§ **Korte opdracht 1**
Bewerk het fragment over parametrisch ontwerpen in Inventor. Geef het stuk van "2.3 Parametrisch ontwerpen" tot en met "het item ‘iProperties’." opnieuw, met "traagheidsmomenten" in plaats van "massatraagheidsmomenten".

§ **Aangeleverd fragment**

━━━━━━━━━━

2.3 Parametrisch ontwerpen in Inventor Tevens is Inventor een zogenaamde ‘Feature based solid modeler’. Dit houdt in dat iedere ontwerpstap wordt onthouden en opgeslagen als intelligente geometrie: een feature. Het grote voordeel hiervan is dat te alle tijde het model gewijzigd kan worden. Het model blijft volledig parametrisch, zodat wijzigingen eenvoudig zijn door te voeren. De stappen tijdens het ontwerpen worden opgeslagen, zodat eenvoudig de chronologische opbouw van het model bekeken kan worden. Dat Inventor een solid modeler is, houdt in dat van het model alle geometrische informatie te alle tijde beschikbaar is. Dit is onder andere het gewicht, het volume, en de massatraagheidsmomenten. In Inventor kan deze informatie gevonden worden vanuit het pulldown menu ‘File’onder het item ‘iProperties’.
- Nijmegen -
10
- Optimalisatie in Inventor -
2.4 Predictive modelling. Met predictive modelling bedoelt men het met behulp van computersimulaties en berekeningen vroegtijdig voorspellen en analyseren van het gedrag van een toekomstig ontwerp, of via een degelijke analyse een bestaande constructie verbeteren. Als tijdens het ontwerpen een fout in een onderdeel sluipt en deze tijdig, dus tijdens het ontwerpen, ontdekt wordt, dan zijn de kosten voor het corrigeren van de fout gering. Als dezelfde fout echter in een later stadium moet worden hersteld, zijn de kosten vele malen groter. Daarom stelt de technische industrie steeds hogere eisen aan de methoden die gebruikt worden om nieuwe producten te ontwerpen. In de laatst uitgekomen versie van Inventor, namelijk Inventor 9 Professional, zit een vereenvoudigde module van het Eindige Elementen pakket Ansys geïntegreerd. Met deze simulatietool kan een ontwerp doorgerekend worden op bijvoorbeeld sterkte of doorzakking. Met behulp van dit pakket kan dus de Eindige Elementen Methode (EEM) toegepast worden. 2.4.1 Eindige Elementen Methode (EEM) De sterkte en stijfheid van een constructie kan vaak zeer goed geanalyseerd worden met behulp van de Eindige Elementen Methode. Hierdoor is de constructie beter te optimaliseren en ontstaan vaak nieuwe en betere ideeën over het te volgen ontwerp. Door een constructie of onderdeel hiervan op sterkte en stijfheid door te rekenen met behulp van de EEM ontstaat een verbeterd inzicht in de spanningen en de vervormingen, zodat een meer optimale en vaak lichtere constructie kan worden verkregen. Bij veel constructies kan een verhoging van de functionaliteit en een kostprijs verlaging worden verkregen indien men het gewicht kan reduceren. Vaak wordt door onzekerheid van de inwendige spanningen een hoge veiligheidsfactor gekozen hetgeen tot te zware constructies leidt. Doorrekening met behulp van de EEM geeft een goed inzicht in de spanningen en de vervormingen zodat een optimale constructie kan worden gekozen.

━━━━━━━━━━

§ **Korte opdracht 2**
Typ uit de gegevens het stuk van de regel met "candle-body-up bbox=[65, 326, 71, 331]" tot en met de regel met "candle-body-down bbox=[189, 456, 195, 462]" letterlijk over.

━━━━━━━━━━

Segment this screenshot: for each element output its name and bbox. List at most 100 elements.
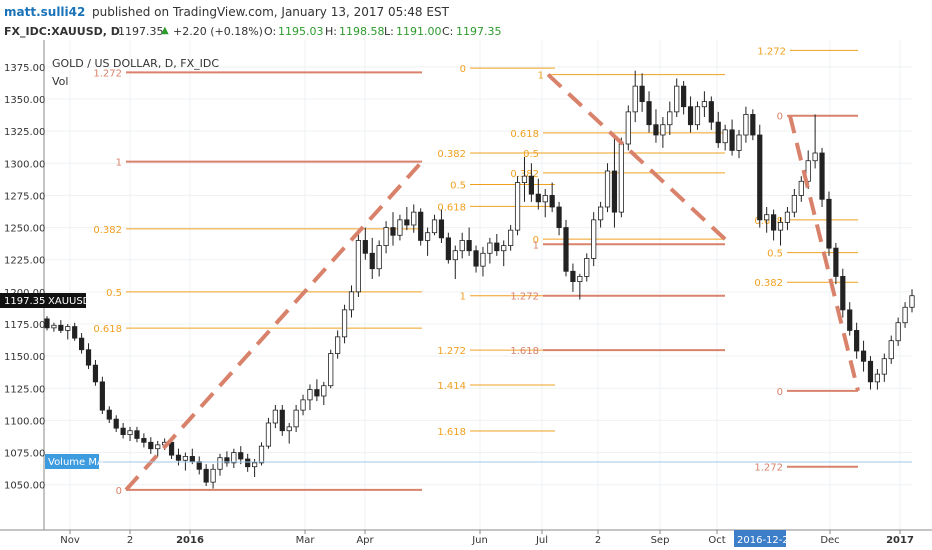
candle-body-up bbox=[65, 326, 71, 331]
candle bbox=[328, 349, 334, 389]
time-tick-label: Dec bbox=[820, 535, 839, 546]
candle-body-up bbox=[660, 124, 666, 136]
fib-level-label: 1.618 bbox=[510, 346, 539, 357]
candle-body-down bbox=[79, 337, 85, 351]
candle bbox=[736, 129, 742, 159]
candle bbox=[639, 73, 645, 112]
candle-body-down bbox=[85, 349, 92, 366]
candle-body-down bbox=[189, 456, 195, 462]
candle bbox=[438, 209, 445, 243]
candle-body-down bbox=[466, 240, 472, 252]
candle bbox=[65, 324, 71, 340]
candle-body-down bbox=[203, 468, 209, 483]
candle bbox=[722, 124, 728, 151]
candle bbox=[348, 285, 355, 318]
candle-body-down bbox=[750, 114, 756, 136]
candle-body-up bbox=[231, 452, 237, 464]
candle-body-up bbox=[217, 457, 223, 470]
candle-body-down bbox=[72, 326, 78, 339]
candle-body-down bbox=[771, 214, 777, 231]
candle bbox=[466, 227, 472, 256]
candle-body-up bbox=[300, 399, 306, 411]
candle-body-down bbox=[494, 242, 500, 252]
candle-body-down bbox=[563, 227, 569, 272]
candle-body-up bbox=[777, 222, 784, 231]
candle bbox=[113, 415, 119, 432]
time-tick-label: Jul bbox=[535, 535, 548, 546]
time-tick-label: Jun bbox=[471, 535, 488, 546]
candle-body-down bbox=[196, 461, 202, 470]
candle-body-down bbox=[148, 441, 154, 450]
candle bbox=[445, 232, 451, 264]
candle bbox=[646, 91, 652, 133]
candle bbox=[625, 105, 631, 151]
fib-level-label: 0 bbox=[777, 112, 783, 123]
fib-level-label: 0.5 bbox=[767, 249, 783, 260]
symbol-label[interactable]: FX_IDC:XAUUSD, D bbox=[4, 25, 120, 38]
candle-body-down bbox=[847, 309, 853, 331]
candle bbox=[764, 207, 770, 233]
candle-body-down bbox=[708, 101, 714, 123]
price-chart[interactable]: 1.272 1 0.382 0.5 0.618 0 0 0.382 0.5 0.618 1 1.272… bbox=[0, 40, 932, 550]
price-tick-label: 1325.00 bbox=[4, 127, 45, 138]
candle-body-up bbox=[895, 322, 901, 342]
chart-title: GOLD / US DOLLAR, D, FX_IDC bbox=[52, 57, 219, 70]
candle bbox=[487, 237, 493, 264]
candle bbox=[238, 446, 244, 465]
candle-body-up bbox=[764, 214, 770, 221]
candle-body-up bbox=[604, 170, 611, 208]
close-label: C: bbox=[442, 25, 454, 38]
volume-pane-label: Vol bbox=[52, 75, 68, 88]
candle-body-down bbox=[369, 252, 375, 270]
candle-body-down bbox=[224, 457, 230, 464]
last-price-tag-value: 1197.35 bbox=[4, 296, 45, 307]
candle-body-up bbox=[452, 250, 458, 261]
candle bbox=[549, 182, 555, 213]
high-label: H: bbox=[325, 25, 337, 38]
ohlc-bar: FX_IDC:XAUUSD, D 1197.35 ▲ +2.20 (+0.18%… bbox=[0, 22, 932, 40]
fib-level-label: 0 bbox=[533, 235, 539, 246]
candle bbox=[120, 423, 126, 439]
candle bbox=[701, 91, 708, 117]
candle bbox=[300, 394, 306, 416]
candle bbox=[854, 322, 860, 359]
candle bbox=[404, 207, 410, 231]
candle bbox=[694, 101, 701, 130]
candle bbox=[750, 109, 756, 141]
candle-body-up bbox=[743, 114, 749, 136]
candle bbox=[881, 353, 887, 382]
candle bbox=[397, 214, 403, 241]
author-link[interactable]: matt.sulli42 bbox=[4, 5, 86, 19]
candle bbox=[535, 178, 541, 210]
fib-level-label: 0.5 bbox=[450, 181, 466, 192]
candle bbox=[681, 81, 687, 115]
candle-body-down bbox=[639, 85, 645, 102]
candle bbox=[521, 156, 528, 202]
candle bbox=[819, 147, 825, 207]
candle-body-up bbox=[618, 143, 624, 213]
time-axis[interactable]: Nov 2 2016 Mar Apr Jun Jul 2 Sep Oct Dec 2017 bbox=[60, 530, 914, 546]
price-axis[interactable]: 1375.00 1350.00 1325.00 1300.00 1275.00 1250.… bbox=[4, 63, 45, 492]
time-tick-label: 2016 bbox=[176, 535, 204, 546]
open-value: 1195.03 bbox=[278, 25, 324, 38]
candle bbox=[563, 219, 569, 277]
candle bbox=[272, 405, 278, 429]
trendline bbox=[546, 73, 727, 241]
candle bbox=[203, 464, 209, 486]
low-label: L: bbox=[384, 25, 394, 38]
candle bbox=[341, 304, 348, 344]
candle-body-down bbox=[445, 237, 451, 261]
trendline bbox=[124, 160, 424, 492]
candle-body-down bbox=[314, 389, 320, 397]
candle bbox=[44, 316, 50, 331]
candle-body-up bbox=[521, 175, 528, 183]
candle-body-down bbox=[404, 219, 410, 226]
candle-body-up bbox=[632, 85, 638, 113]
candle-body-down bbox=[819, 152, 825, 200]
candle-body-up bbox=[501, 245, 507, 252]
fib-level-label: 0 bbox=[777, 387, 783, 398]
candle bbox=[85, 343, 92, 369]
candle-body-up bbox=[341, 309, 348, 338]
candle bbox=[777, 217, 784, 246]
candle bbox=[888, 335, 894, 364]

━━━━━━━━━━

§ **Schriftelijk antwoord 1**
2.3 Parametrisch ontwerpen in Inventor Tevens is Inventor een zogenaamde ‘Feature based solid modeler’. Dit houdt in dat iedere ontwerpstap wordt onthouden en opgeslagen als intelligente geometrie: een feature. Het grote voordeel hiervan is dat te alle tijde het model gewijzigd kan worden. Het model blijft volledig parametrisch, zodat wijzigingen eenvoudig zijn door te voeren. De stappen tijdens het ontwerpen worden opgeslagen, zodat eenvoudig de chronologische opbouw van het model bekeken kan worden. Dat Inventor een solid modeler is, houdt in dat van het model alle geometrische informatie te alle tijde beschikbaar is. Dit is onder andere het gewicht, het volume, en de traagheidsmomenten. In Inventor kan deze informatie gevonden worden vanuit het pulldown menu ‘File’onder het item ‘iProperties’.

§ **Schriftelijk antwoord 2**
candle-body-up bbox=[65, 326, 71, 331]
candle bbox=[328, 349, 334, 389]
time-tick-label: Dec bbox=[820, 535, 839, 546]
candle-body-up bbox=[660, 124, 666, 136]
fib-level-label: 1.618 bbox=[510, 346, 539, 357]
candle-body-down bbox=[79, 337, 85, 351]
candle bbox=[736, 129, 742, 159]
candle bbox=[639, 73, 645, 112]
candle-body-down bbox=[85, 349, 92, 366]
candle-body-down bbox=[189, 456, 195, 462]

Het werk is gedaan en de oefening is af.